# EXERCISE DATA:

▽

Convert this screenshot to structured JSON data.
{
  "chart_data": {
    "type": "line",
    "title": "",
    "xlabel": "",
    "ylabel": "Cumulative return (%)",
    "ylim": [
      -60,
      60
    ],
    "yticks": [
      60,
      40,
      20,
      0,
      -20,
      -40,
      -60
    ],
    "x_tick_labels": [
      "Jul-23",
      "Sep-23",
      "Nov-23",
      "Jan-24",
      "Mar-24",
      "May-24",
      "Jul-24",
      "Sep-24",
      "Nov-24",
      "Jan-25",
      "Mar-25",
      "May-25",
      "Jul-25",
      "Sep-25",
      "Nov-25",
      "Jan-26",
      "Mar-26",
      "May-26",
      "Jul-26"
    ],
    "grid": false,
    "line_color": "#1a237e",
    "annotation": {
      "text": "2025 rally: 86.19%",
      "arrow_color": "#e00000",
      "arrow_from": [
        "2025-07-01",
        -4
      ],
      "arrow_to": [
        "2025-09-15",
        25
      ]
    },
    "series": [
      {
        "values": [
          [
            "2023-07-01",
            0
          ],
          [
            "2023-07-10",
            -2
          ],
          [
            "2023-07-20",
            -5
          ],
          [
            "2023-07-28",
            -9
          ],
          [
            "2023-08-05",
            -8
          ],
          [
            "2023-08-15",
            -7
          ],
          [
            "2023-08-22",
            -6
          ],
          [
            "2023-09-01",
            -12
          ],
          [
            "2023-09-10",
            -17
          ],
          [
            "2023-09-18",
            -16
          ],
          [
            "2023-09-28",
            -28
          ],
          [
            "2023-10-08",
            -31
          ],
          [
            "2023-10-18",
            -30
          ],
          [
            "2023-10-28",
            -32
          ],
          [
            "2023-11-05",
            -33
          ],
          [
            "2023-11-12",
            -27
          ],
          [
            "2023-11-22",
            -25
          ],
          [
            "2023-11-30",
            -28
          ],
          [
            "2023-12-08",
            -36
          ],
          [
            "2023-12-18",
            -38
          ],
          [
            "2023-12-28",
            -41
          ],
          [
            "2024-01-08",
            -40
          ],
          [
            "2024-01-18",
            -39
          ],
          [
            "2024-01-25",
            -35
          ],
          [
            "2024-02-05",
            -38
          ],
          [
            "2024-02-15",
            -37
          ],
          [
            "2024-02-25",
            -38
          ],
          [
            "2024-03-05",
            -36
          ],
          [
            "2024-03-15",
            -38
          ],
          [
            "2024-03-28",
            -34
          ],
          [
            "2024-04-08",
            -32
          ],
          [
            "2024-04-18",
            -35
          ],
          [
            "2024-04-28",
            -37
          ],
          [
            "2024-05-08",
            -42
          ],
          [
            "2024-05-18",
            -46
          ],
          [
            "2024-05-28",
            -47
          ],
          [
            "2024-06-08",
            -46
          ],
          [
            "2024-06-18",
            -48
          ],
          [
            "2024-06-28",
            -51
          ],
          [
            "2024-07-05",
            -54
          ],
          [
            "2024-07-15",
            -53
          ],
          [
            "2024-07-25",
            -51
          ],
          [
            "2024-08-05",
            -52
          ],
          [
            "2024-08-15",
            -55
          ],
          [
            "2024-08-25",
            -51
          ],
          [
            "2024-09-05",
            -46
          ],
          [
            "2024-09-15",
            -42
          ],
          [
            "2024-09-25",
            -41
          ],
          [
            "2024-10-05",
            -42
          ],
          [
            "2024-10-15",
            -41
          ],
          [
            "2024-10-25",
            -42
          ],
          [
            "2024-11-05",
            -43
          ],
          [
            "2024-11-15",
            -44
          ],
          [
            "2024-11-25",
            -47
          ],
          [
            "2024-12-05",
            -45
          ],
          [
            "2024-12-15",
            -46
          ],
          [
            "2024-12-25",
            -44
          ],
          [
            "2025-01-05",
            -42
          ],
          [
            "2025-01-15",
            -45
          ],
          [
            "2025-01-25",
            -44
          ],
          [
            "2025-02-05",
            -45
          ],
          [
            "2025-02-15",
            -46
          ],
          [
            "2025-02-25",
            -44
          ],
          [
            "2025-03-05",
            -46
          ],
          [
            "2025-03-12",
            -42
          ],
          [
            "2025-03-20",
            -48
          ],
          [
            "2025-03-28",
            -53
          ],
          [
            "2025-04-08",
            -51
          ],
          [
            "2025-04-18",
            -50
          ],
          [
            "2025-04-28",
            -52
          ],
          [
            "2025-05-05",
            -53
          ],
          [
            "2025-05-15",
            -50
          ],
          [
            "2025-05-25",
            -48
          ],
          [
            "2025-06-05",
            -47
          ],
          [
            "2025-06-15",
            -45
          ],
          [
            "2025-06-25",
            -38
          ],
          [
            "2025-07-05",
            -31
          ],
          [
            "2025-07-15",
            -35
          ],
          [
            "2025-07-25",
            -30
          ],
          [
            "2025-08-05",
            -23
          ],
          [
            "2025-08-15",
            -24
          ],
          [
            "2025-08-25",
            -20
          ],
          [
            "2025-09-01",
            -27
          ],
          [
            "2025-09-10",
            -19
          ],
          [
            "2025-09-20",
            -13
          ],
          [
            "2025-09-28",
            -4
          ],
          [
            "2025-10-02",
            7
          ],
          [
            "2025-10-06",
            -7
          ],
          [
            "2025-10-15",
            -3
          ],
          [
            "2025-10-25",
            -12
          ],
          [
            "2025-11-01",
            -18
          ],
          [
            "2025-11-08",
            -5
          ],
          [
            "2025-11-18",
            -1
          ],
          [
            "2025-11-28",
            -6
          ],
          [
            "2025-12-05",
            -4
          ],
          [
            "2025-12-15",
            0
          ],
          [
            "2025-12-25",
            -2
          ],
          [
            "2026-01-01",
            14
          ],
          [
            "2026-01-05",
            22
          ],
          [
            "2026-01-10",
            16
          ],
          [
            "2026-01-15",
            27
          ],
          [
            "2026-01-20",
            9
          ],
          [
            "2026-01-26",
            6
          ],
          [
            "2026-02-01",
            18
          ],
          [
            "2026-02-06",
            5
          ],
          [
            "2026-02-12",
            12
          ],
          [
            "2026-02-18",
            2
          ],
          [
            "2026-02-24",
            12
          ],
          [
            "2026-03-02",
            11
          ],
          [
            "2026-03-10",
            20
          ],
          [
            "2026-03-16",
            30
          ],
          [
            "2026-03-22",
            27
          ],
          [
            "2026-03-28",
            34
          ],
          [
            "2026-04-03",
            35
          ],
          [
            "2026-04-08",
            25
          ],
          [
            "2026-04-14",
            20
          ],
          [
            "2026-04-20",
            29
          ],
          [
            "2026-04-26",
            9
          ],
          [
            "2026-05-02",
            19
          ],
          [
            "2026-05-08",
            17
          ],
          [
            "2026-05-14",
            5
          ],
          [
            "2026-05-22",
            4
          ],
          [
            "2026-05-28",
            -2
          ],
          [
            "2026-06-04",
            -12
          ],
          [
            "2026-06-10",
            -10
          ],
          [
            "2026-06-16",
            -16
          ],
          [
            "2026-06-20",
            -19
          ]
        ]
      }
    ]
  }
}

△

# YOUR INSTRUCTIONS:
Return each entry from above without altering a single character.

# RESULT:
Convert this screenshot to structured JSON data.
{
  "chart_data": {
    "type": "line",
    "title": "",
    "xlabel": "",
    "ylabel": "Cumulative return (%)",
    "ylim": [
      -60,
      60
    ],
    "yticks": [
      60,
      40,
      20,
      0,
      -20,
      -40,
      -60
    ],
    "x_tick_labels": [
      "Jul-23",
      "Sep-23",
      "Nov-23",
      "Jan-24",
      "Mar-24",
      "May-24",
      "Jul-24",
      "Sep-24",
      "Nov-24",
      "Jan-25",
      "Mar-25",
      "May-25",
      "Jul-25",
      "Sep-25",
      "Nov-25",
      "Jan-26",
      "Mar-26",
      "May-26",
      "Jul-26"
    ],
    "grid": false,
    "line_color": "#1a237e",
    "annotation": {
      "text": "2025 rally: 86.19%",
      "arrow_color": "#e00000",
      "arrow_from": [
        "2025-07-01",
        -4
      ],
      "arrow_to": [
        "2025-09-15",
        25
      ]
    },
    "series": [
      {
        "values": [
          [
            "2023-07-01",
            0
          ],
          [
            "2023-07-10",
            -2
          ],
          [
            "2023-07-20",
            -5
          ],
          [
            "2023-07-28",
            -9
          ],
          [
            "2023-08-05",
            -8
          ],
          [
            "2023-08-15",
            -7
          ],
          [
            "2023-08-22",
            -6
          ],
          [
            "2023-09-01",
            -12
          ],
          [
            "2023-09-10",
            -17
          ],
          [
            "2023-09-18",
            -16
          ],
          [
            "2023-09-28",
            -28
          ],
          [
            "2023-10-08",
            -31
          ],
          [
            "2023-10-18",
            -30
          ],
          [
            "2023-10-28",
            -32
          ],
          [
            "2023-11-05",
            -33
          ],
          [
            "2023-11-12",
            -27
          ],
          [
            "2023-11-22",
            -25
          ],
          [
            "2023-11-30",
            -28
          ],
          [
            "2023-12-08",
            -36
          ],
          [
            "2023-12-18",
            -38
          ],
          [
            "2023-12-28",
            -41
          ],
          [
            "2024-01-08",
            -40
          ],
          [
            "2024-01-18",
            -39
          ],
          [
            "2024-01-25",
            -35
          ],
          [
            "2024-02-05",
            -38
          ],
          [
            "2024-02-15",
            -37
          ],
          [
            "2024-02-25",
            -38
          ],
          [
            "2024-03-05",
            -36
          ],
          [
            "2024-03-15",
            -38
          ],
          [
            "2024-03-28",
            -34
          ],
          [
            "2024-04-08",
            -32
          ],
          [
            "2024-04-18",
            -35
          ],
          [
            "2024-04-28",
            -37
          ],
          [
            "2024-05-08",
            -42
          ],
          [
            "2024-05-18",
            -46
          ],
          [
            "2024-05-28",
            -47
          ],
          [
            "2024-06-08",
            -46
          ],
          [
            "2024-06-18",
            -48
          ],
          [
            "2024-06-28",
            -51
          ],
          [
            "2024-07-05",
            -54
          ],
          [
            "2024-07-15",
            -53
          ],
          [
            "2024-07-25",
            -51
          ],
          [
            "2024-08-05",
            -52
          ],
          [
            "2024-08-15",
            -55
          ],
          [
            "2024-08-25",
            -51
          ],
          [
            "2024-09-05",
            -46
          ],
          [
            "2024-09-15",
            -42
          ],
          [
            "2024-09-25",
            -41
          ],
          [
            "2024-10-05",
            -42
          ],
          [
            "2024-10-15",
            -41
          ],
          [
            "2024-10-25",
            -42
          ],
          [
            "2024-11-05",
            -43
          ],
          [
            "2024-11-15",
            -44
          ],
          [
            "2024-11-25",
            -47
          ],
          [
            "2024-12-05",
            -45
          ],
          [
            "2024-12-15",
            -46
          ],
          [
            "2024-12-25",
            -44
          ],
          [
            "2025-01-05",
            -42
          ],
          [
            "2025-01-15",
            -45
          ],
          [
            "2025-01-25",
            -44
          ],
          [
            "2025-02-05",
            -45
          ],
          [
            "2025-02-15",
            -46
          ],
          [
            "2025-02-25",
            -44
          ],
          [
            "2025-03-05",
            -46
          ],
          [
            "2025-03-12",
            -42
          ],
          [
            "2025-03-20",
            -48
          ],
          [
            "2025-03-28",
            -53
          ],
          [
            "2025-04-08",
            -51
          ],
          [
            "2025-04-18",
            -50
          ],
          [
            "2025-04-28",
            -52
          ],
          [
            "2025-05-05",
            -53
          ],
          [
            "2025-05-15",
            -50
          ],
          [
            "2025-05-25",
            -48
          ],
          [
            "2025-06-05",
            -47
          ],
          [
            "2025-06-15",
            -45
          ],
          [
            "2025-06-25",
            -38
          ],
          [
            "2025-07-05",
            -31
          ],
          [
            "2025-07-15",
            -35
          ],
          [
            "2025-07-25",
            -30
          ],
          [
            "2025-08-05",
            -23
          ],
          [
            "2025-08-15",
            -24
          ],
          [
            "2025-08-25",
            -20
          ],
          [
            "2025-09-01",
            -27
          ],
          [
            "2025-09-10",
            -19
          ],
          [
            "2025-09-20",
            -13
          ],
          [
            "2025-09-28",
            -4
          ],
          [
            "2025-10-02",
            7
          ],
          [
            "2025-10-06",
            -7
          ],
          [
            "2025-10-15",
            -3
          ],
          [
            "2025-10-25",
            -12
          ],
          [
            "2025-11-01",
            -18
          ],
          [
            "2025-11-08",
            -5
          ],
          [
            "2025-11-18",
            -1
          ],
          [
            "2025-11-28",
            -6
          ],
          [
            "2025-12-05",
            -4
          ],
          [
            "2025-12-15",
            0
          ],
          [
            "2025-12-25",
            -2
          ],
          [
            "2026-01-01",
            14
          ],
          [
            "2026-01-05",
            22
          ],
          [
            "2026-01-10",
            16
          ],
          [
            "2026-01-15",
            27
          ],
          [
            "2026-01-20",
            9
          ],
          [
            "2026-01-26",
            6
          ],
          [
            "2026-02-01",
            18
          ],
          [
            "2026-02-06",
            5
          ],
          [
            "2026-02-12",
            12
          ],
          [
            "2026-02-18",
            2
          ],
          [
            "2026-02-24",
            12
          ],
          [
            "2026-03-02",
            11
          ],
          [
            "2026-03-10",
            20
          ],
          [
            "2026-03-16",
            30
          ],
          [
            "2026-03-22",
            27
          ],
          [
            "2026-03-28",
            34
          ],
          [
            "2026-04-03",
            35
          ],
          [
            "2026-04-08",
            25
          ],
          [
            "2026-04-14",
            20
          ],
          [
            "2026-04-20",
            29
          ],
          [
            "2026-04-26",
            9
          ],
          [
            "2026-05-02",
            19
          ],
          [
            "2026-05-08",
            17
          ],
          [
            "2026-05-14",
            5
          ],
          [
            "2026-05-22",
            4
          ],
          [
            "2026-05-28",
            -2
          ],
          [
            "2026-06-04",
            -12
          ],
          [
            "2026-06-10",
            -10
          ],
          [
            "2026-06-16",
            -16
          ],
          [
            "2026-06-20",
            -19
          ]
        ]
      }
    ]
  }
}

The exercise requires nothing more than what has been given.